» **Records supplied**
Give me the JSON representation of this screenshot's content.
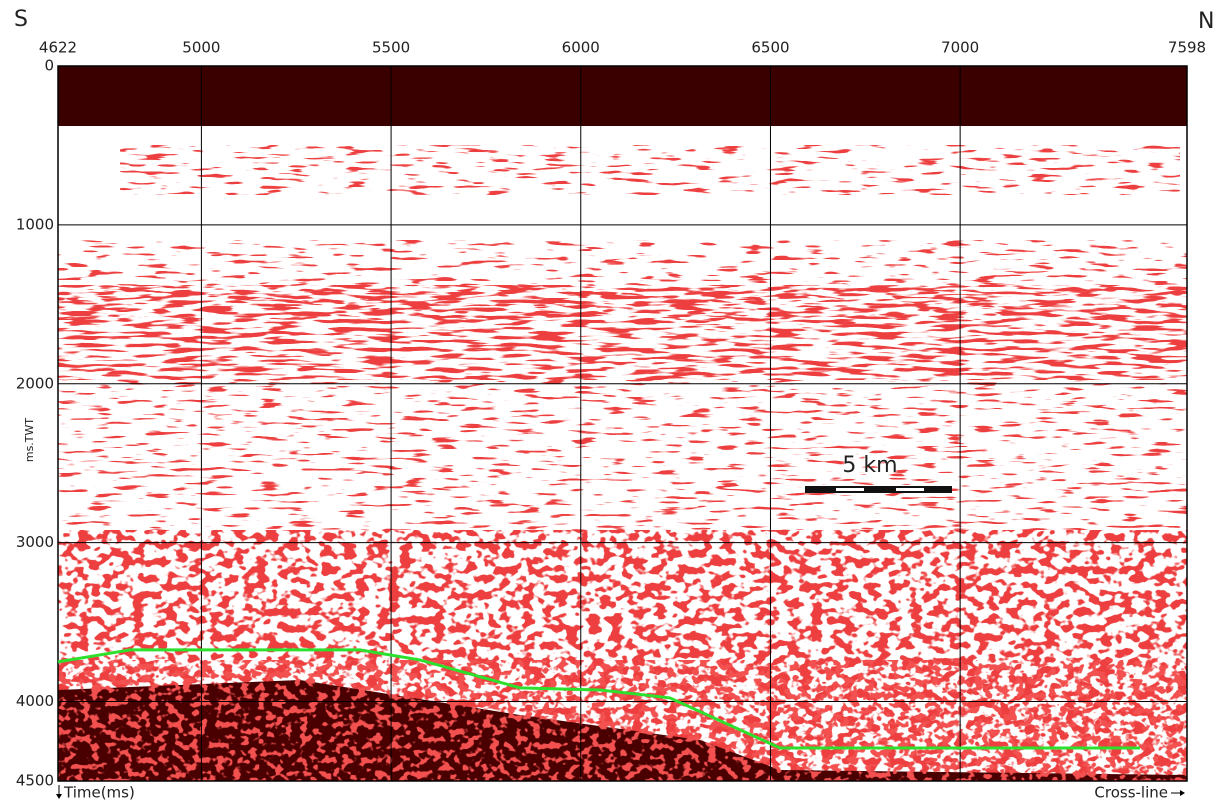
{
  "chart_data": {
    "type": "line",
    "left_end_label": "S",
    "right_end_label": "N",
    "x_label": "Cross-line",
    "y_label": "ms.TWT",
    "y_axis_label": "Time(ms)",
    "scale_bar_label": "5 km",
    "x": [
      4622,
      4812,
      5418,
      5576,
      5840,
      6051,
      6235,
      6525,
      7474
    ],
    "series": [
      {
        "color": "#2ee02e",
        "values": [
          3750,
          3675,
          3675,
          3738,
          3914,
          3927,
          3977,
          4292,
          4292
        ]
      }
    ],
    "xlim": [
      4622,
      7598
    ],
    "xticks": [
      4622,
      5000,
      5500,
      6000,
      6500,
      7000,
      7598
    ],
    "ylim": [
      0,
      4500
    ],
    "yticks": [
      0,
      1000,
      2000,
      3000,
      4000,
      4500
    ],
    "y_inverted": true,
    "grid": true
  }
}
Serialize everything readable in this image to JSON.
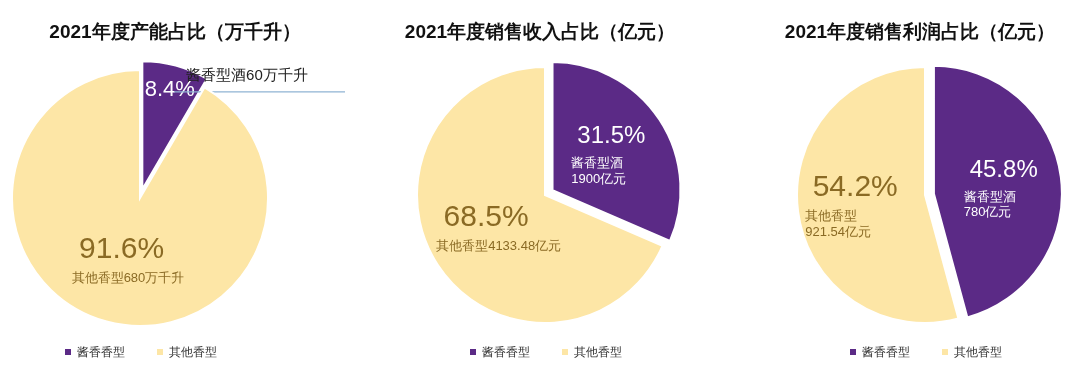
{
  "chart_data": [
    {
      "type": "pie",
      "title": "2021年度产能占比（万千升）",
      "categories": [
        "酱香香型",
        "其他香型"
      ],
      "values": [
        8.4,
        91.6
      ],
      "colors": [
        "#5b2a86",
        "#fde6a6"
      ],
      "value_labels": [
        "8.4%",
        "91.6%"
      ],
      "annotations": [
        {
          "text": "酱香型酒60万千升",
          "x": "酱香香型"
        },
        {
          "text": "其他香型680万千升",
          "x": "其他香型"
        }
      ],
      "legend": "bottom"
    },
    {
      "type": "pie",
      "title": "2021年度销售收入占比（亿元）",
      "categories": [
        "酱香香型",
        "其他香型"
      ],
      "values": [
        31.5,
        68.5
      ],
      "colors": [
        "#5b2a86",
        "#fde6a6"
      ],
      "value_labels": [
        "31.5%",
        "68.5%"
      ],
      "annotations": [
        {
          "text": "酱香型酒\n1900亿元",
          "x": "酱香香型"
        },
        {
          "text": "其他香型4133.48亿元",
          "x": "其他香型"
        }
      ],
      "legend": "bottom"
    },
    {
      "type": "pie",
      "title": "2021年度销售利润占比（亿元）",
      "categories": [
        "酱香香型",
        "其他香型"
      ],
      "values": [
        45.8,
        54.2
      ],
      "colors": [
        "#5b2a86",
        "#fde6a6"
      ],
      "value_labels": [
        "45.8%",
        "54.2%"
      ],
      "annotations": [
        {
          "text": "酱香型酒\n780亿元",
          "x": "酱香香型"
        },
        {
          "text": "其他香型\n921.54亿元",
          "x": "其他香型"
        }
      ],
      "legend": "bottom"
    }
  ]
}
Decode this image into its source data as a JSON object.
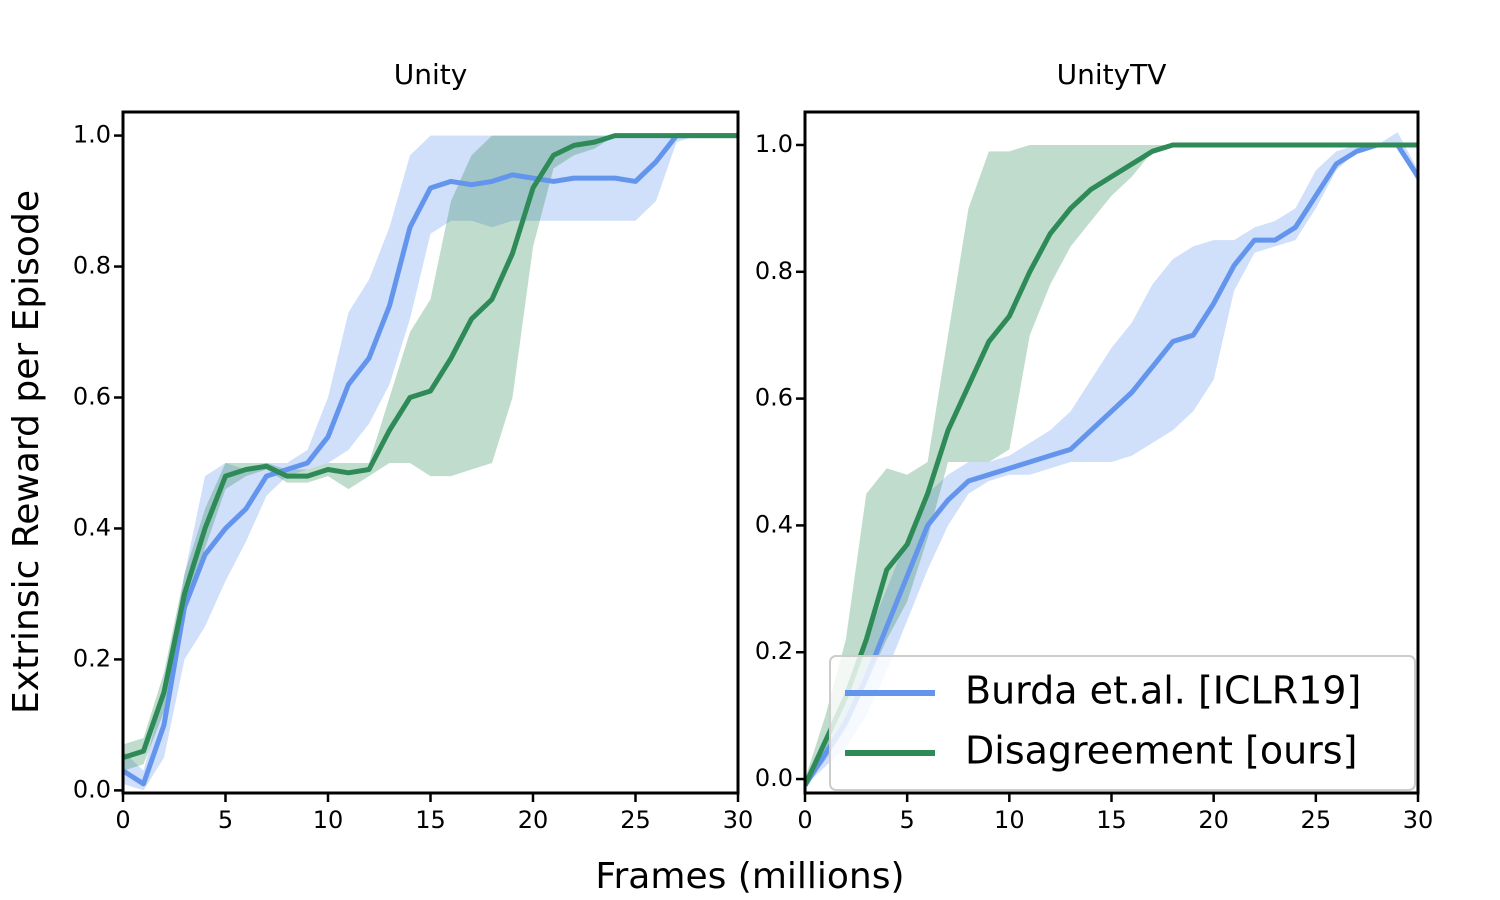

» **Task description**
In your copy of the records, include no pictures; repeat everything else exactly.

» **Result for this exercise**
Give me the JSON representation of this screenshot's content.
{
  "chart_data": {
    "type": "line",
    "left_end_label": "S",
    "right_end_label": "N",
    "x_label": "Cross-line",
    "y_label": "ms.TWT",
    "y_axis_label": "Time(ms)",
    "scale_bar_label": "5 km",
    "x": [
      4622,
      4812,
      5418,
      5576,
      5840,
      6051,
      6235,
      6525,
      7474
    ],
    "series": [
      {
        "color": "#2ee02e",
        "values": [
          3750,
          3675,
          3675,
          3738,
          3914,
          3927,
          3977,
          4292,
          4292
        ]
      }
    ],
    "xlim": [
      4622,
      7598
    ],
    "xticks": [
      4622,
      5000,
      5500,
      6000,
      6500,
      7000,
      7598
    ],
    "ylim": [
      0,
      4500
    ],
    "yticks": [
      0,
      1000,
      2000,
      3000,
      4000,
      4500
    ],
    "y_inverted": true,
    "grid": true
  }
}
Serialize everything readable in this image to JSON.
{
  "chart_data": [
    {
      "type": "pie",
      "title": "2021年度产能占比（万千升）",
      "categories": [
        "酱香香型",
        "其他香型"
      ],
      "values": [
        8.4,
        91.6
      ],
      "colors": [
        "#5b2a86",
        "#fde6a6"
      ],
      "value_labels": [
        "8.4%",
        "91.6%"
      ],
      "annotations": [
        {
          "text": "酱香型酒60万千升",
          "x": "酱香香型"
        },
        {
          "text": "其他香型680万千升",
          "x": "其他香型"
        }
      ],
      "legend": "bottom"
    },
    {
      "type": "pie",
      "title": "2021年度销售收入占比（亿元）",
      "categories": [
        "酱香香型",
        "其他香型"
      ],
      "values": [
        31.5,
        68.5
      ],
      "colors": [
        "#5b2a86",
        "#fde6a6"
      ],
      "value_labels": [
        "31.5%",
        "68.5%"
      ],
      "annotations": [
        {
          "text": "酱香型酒\n1900亿元",
          "x": "酱香香型"
        },
        {
          "text": "其他香型4133.48亿元",
          "x": "其他香型"
        }
      ],
      "legend": "bottom"
    },
    {
      "type": "pie",
      "title": "2021年度销售利润占比（亿元）",
      "categories": [
        "酱香香型",
        "其他香型"
      ],
      "values": [
        45.8,
        54.2
      ],
      "colors": [
        "#5b2a86",
        "#fde6a6"
      ],
      "value_labels": [
        "45.8%",
        "54.2%"
      ],
      "annotations": [
        {
          "text": "酱香型酒\n780亿元",
          "x": "酱香香型"
        },
        {
          "text": "其他香型\n921.54亿元",
          "x": "其他香型"
        }
      ],
      "legend": "bottom"
    }
  ]
}
Decode this image into its source data as a JSON object.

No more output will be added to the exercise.